## start Materials provided

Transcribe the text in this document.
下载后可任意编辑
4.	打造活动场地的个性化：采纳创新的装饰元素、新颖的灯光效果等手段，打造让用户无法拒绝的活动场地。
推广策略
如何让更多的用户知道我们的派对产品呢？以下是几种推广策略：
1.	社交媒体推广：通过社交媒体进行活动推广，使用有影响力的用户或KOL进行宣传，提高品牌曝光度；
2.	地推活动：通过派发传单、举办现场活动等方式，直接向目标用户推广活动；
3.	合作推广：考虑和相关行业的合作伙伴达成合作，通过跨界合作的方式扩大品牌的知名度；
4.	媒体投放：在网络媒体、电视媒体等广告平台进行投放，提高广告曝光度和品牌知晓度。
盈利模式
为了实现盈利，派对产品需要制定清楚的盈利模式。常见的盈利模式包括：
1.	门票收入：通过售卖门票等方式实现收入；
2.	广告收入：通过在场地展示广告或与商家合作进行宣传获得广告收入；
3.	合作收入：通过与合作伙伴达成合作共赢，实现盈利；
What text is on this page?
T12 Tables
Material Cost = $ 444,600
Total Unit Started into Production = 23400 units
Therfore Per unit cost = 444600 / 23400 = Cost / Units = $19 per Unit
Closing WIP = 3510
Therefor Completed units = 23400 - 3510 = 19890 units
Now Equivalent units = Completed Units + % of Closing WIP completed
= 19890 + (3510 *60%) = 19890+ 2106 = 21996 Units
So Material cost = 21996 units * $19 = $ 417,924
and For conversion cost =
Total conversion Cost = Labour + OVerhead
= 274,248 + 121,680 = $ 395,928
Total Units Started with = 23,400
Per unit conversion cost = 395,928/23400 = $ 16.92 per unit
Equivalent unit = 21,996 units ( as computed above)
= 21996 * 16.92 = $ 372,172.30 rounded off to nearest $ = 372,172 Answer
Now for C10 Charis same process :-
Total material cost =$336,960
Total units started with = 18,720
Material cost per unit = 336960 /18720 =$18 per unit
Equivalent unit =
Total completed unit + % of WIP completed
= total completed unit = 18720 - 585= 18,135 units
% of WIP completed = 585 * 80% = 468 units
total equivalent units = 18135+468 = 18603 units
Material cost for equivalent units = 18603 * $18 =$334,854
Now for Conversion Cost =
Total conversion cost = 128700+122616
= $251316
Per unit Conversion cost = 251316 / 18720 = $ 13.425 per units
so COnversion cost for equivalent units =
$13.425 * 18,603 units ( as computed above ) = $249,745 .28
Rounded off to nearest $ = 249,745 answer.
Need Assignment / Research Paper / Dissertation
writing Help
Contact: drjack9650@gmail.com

## end Materials provided

* **Directions**
Return all of the entries word for word.

* **Reply to the exercise**
Transcribe the text in this document.
下载后可任意编辑
4.	打造活动场地的个性化：采纳创新的装饰元素、新颖的灯光效果等手段，打造让用户无法拒绝的活动场地。
推广策略
如何让更多的用户知道我们的派对产品呢？以下是几种推广策略：
1.	社交媒体推广：通过社交媒体进行活动推广，使用有影响力的用户或KOL进行宣传，提高品牌曝光度；
2.	地推活动：通过派发传单、举办现场活动等方式，直接向目标用户推广活动；
3.	合作推广：考虑和相关行业的合作伙伴达成合作，通过跨界合作的方式扩大品牌的知名度；
4.	媒体投放：在网络媒体、电视媒体等广告平台进行投放，提高广告曝光度和品牌知晓度。
盈利模式
为了实现盈利，派对产品需要制定清楚的盈利模式。常见的盈利模式包括：
1.	门票收入：通过售卖门票等方式实现收入；
2.	广告收入：通过在场地展示广告或与商家合作进行宣传获得广告收入；
3.	合作收入：通过与合作伙伴达成合作共赢，实现盈利；
What text is on this page?
T12 Tables
Material Cost = $ 444,600
Total Unit Started into Production = 23400 units
Therfore Per unit cost = 444600 / 23400 = Cost / Units = $19 per Unit
Closing WIP = 3510
Therefor Completed units = 23400 - 3510 = 19890 units
Now Equivalent units = Completed Units + % of Closing WIP completed
= 19890 + (3510 *60%) = 19890+ 2106 = 21996 Units
So Material cost = 21996 units * $19 = $ 417,924
and For conversion cost =
Total conversion Cost = Labour + OVerhead
= 274,248 + 121,680 = $ 395,928
Total Units Started with = 23,400
Per unit conversion cost = 395,928/23400 = $ 16.92 per unit
Equivalent unit = 21,996 units ( as computed above)
= 21996 * 16.92 = $ 372,172.30 rounded off to nearest $ = 372,172 Answer
Now for C10 Charis same process :-
Total material cost =$336,960
Total units started with = 18,720
Material cost per unit = 336960 /18720 =$18 per unit
Equivalent unit =
Total completed unit + % of WIP completed
= total completed unit = 18720 - 585= 18,135 units
% of WIP completed = 585 * 80% = 468 units
total equivalent units = 18135+468 = 18603 units
Material cost for equivalent units = 18603 * $18 =$334,854
Now for Conversion Cost =
Total conversion cost = 128700+122616
= $251316
Per unit Conversion cost = 251316 / 18720 = $ 13.425 per units
so COnversion cost for equivalent units =
$13.425 * 18,603 units ( as computed above ) = $249,745 .28
Rounded off to nearest $ = 249,745 answer.
Need Assignment / Research Paper / Dissertation
writing Help
Contact: drjack9650@gmail.com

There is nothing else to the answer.